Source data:
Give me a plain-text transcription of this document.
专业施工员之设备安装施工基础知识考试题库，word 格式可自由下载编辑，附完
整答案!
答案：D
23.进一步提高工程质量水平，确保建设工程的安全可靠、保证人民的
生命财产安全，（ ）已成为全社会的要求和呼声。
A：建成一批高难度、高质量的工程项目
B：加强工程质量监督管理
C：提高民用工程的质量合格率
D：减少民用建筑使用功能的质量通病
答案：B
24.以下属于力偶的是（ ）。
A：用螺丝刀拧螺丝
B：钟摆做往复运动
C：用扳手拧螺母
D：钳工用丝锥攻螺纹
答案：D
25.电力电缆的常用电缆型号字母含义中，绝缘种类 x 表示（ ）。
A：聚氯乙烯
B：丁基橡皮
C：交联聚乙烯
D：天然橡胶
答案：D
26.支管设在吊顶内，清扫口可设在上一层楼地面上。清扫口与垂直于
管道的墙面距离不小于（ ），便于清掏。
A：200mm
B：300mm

» EXERCISE REQUIREMENTS
Exactly reproduce all of the entries above.

» REPLY TO THE TASK
Give me a plain-text transcription of this document.
专业施工员之设备安装施工基础知识考试题库，word 格式可自由下载编辑，附完
整答案!
答案：D
23.进一步提高工程质量水平，确保建设工程的安全可靠、保证人民的
生命财产安全，（ ）已成为全社会的要求和呼声。
A：建成一批高难度、高质量的工程项目
B：加强工程质量监督管理
C：提高民用工程的质量合格率
D：减少民用建筑使用功能的质量通病
答案：B
24.以下属于力偶的是（ ）。
A：用螺丝刀拧螺丝
B：钟摆做往复运动
C：用扳手拧螺母
D：钳工用丝锥攻螺纹
答案：D
25.电力电缆的常用电缆型号字母含义中，绝缘种类 x 表示（ ）。
A：聚氯乙烯
B：丁基橡皮
C：交联聚乙烯
D：天然橡胶
答案：D
26.支管设在吊顶内，清扫口可设在上一层楼地面上。清扫口与垂直于
管道的墙面距离不小于（ ），便于清掏。
A：200mm
B：300mm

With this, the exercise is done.